**** Given records ****

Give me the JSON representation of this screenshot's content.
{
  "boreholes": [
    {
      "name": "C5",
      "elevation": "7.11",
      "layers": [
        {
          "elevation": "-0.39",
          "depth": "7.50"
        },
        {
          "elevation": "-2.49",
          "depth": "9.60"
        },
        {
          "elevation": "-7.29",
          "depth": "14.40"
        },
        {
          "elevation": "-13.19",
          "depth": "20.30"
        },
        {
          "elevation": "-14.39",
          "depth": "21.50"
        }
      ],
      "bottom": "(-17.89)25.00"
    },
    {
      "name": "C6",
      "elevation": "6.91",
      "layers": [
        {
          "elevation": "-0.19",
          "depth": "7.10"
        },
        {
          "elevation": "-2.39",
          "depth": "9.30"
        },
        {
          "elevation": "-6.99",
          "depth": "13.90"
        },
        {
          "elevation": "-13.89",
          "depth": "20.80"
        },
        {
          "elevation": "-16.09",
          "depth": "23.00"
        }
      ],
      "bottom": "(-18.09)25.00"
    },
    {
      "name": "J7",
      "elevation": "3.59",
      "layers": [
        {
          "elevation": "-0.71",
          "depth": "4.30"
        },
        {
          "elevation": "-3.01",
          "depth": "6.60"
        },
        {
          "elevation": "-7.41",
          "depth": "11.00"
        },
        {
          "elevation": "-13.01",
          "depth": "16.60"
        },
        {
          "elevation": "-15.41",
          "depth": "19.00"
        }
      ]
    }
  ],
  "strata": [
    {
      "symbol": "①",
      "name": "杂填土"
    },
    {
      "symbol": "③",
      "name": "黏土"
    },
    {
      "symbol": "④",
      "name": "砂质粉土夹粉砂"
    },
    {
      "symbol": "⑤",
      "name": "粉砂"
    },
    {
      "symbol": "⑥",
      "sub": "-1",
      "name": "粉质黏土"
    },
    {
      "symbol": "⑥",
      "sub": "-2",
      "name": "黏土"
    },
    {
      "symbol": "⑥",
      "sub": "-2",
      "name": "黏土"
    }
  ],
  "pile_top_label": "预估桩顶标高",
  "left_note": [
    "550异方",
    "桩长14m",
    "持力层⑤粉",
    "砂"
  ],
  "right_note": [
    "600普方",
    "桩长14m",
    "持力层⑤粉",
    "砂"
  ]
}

****

● Instruction:
From the records above, pull out each line that has "name".

● Exercise result:
      "name": "C5",
      "name": "C6",
      "name": "J7",
      "name": "杂填土"
      "name": "黏土"
      "name": "砂质粉土夹粉砂"
      "name": "粉砂"
      "name": "粉质黏土"
      "name": "黏土"
      "name": "黏土"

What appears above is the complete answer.